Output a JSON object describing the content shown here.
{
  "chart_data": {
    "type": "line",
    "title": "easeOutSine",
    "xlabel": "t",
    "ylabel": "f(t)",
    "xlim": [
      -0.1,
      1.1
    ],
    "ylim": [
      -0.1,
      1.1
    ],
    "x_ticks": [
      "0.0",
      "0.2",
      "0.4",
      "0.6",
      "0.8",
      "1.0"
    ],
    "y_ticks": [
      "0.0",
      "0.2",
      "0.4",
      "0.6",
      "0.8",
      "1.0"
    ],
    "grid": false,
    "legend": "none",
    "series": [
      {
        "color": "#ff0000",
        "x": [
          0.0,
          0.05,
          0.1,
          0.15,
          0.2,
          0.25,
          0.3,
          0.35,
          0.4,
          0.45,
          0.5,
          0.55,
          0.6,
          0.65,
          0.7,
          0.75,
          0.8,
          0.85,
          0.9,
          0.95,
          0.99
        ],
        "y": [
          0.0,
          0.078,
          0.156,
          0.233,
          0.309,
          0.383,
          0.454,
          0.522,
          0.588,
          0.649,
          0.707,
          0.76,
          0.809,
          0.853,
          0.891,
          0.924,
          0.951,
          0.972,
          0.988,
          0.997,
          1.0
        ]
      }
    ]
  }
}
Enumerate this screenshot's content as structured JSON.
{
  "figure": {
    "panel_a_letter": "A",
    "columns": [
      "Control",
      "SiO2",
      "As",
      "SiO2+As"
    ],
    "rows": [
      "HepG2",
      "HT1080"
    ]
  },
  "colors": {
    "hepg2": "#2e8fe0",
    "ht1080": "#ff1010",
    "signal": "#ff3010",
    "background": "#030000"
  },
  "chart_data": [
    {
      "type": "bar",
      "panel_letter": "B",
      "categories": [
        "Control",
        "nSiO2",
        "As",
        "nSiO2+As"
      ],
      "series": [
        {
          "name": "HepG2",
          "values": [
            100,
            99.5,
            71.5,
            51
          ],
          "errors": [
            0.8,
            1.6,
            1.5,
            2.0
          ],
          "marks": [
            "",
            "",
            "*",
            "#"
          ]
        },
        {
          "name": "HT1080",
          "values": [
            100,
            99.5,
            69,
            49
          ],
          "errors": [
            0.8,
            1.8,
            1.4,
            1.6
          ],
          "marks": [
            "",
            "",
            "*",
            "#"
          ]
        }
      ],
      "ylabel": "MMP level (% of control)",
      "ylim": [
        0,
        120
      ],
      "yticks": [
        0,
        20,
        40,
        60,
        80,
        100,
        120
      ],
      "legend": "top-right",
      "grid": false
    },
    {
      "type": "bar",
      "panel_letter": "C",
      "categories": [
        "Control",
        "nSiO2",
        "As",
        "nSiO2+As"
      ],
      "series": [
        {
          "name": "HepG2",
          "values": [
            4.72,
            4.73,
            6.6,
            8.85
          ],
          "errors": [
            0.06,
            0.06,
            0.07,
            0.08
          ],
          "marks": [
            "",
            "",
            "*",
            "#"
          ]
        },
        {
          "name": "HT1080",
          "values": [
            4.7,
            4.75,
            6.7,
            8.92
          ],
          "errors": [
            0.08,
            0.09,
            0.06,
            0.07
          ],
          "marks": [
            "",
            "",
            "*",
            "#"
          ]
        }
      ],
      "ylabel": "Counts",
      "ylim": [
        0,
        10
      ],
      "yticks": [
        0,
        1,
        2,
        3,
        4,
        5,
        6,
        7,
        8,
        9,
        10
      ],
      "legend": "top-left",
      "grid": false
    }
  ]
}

=======

EXERCISE PROMPT:
Generate an exact reproduction of all entries.

RESULT OF THIS EXERCISE:
Output a JSON object describing the content shown here.
{
  "chart_data": {
    "type": "line",
    "title": "easeOutSine",
    "xlabel": "t",
    "ylabel": "f(t)",
    "xlim": [
      -0.1,
      1.1
    ],
    "ylim": [
      -0.1,
      1.1
    ],
    "x_ticks": [
      "0.0",
      "0.2",
      "0.4",
      "0.6",
      "0.8",
      "1.0"
    ],
    "y_ticks": [
      "0.0",
      "0.2",
      "0.4",
      "0.6",
      "0.8",
      "1.0"
    ],
    "grid": false,
    "legend": "none",
    "series": [
      {
        "color": "#ff0000",
        "x": [
          0.0,
          0.05,
          0.1,
          0.15,
          0.2,
          0.25,
          0.3,
          0.35,
          0.4,
          0.45,
          0.5,
          0.55,
          0.6,
          0.65,
          0.7,
          0.75,
          0.8,
          0.85,
          0.9,
          0.95,
          0.99
        ],
        "y": [
          0.0,
          0.078,
          0.156,
          0.233,
          0.309,
          0.383,
          0.454,
          0.522,
          0.588,
          0.649,
          0.707,
          0.76,
          0.809,
          0.853,
          0.891,
          0.924,
          0.951,
          0.972,
          0.988,
          0.997,
          1.0
        ]
      }
    ]
  }
}
Enumerate this screenshot's content as structured JSON.
{
  "figure": {
    "panel_a_letter": "A",
    "columns": [
      "Control",
      "SiO2",
      "As",
      "SiO2+As"
    ],
    "rows": [
      "HepG2",
      "HT1080"
    ]
  },
  "colors": {
    "hepg2": "#2e8fe0",
    "ht1080": "#ff1010",
    "signal": "#ff3010",
    "background": "#030000"
  },
  "chart_data": [
    {
      "type": "bar",
      "panel_letter": "B",
      "categories": [
        "Control",
        "nSiO2",
        "As",
        "nSiO2+As"
      ],
      "series": [
        {
          "name": "HepG2",
          "values": [
            100,
            99.5,
            71.5,
            51
          ],
          "errors": [
            0.8,
            1.6,
            1.5,
            2.0
          ],
          "marks": [
            "",
            "",
            "*",
            "#"
          ]
        },
        {
          "name": "HT1080",
          "values": [
            100,
            99.5,
            69,
            49
          ],
          "errors": [
            0.8,
            1.8,
            1.4,
            1.6
          ],
          "marks": [
            "",
            "",
            "*",
            "#"
          ]
        }
      ],
      "ylabel": "MMP level (% of control)",
      "ylim": [
        0,
        120
      ],
      "yticks": [
        0,
        20,
        40,
        60,
        80,
        100,
        120
      ],
      "legend": "top-right",
      "grid": false
    },
    {
      "type": "bar",
      "panel_letter": "C",
      "categories": [
        "Control",
        "nSiO2",
        "As",
        "nSiO2+As"
      ],
      "series": [
        {
          "name": "HepG2",
          "values": [
            4.72,
            4.73,
            6.6,
            8.85
          ],
          "errors": [
            0.06,
            0.06,
            0.07,
            0.08
          ],
          "marks": [
            "",
            "",
            "*",
            "#"
          ]
        },
        {
          "name": "HT1080",
          "values": [
            4.7,
            4.75,
            6.7,
            8.92
          ],
          "errors": [
            0.08,
            0.09,
            0.06,
            0.07
          ],
          "marks": [
            "",
            "",
            "*",
            "#"
          ]
        }
      ],
      "ylabel": "Counts",
      "ylim": [
        0,
        10
      ],
      "yticks": [
        0,
        1,
        2,
        3,
        4,
        5,
        6,
        7,
        8,
        9,
        10
      ],
      "legend": "top-left",
      "grid": false
    }
  ]
}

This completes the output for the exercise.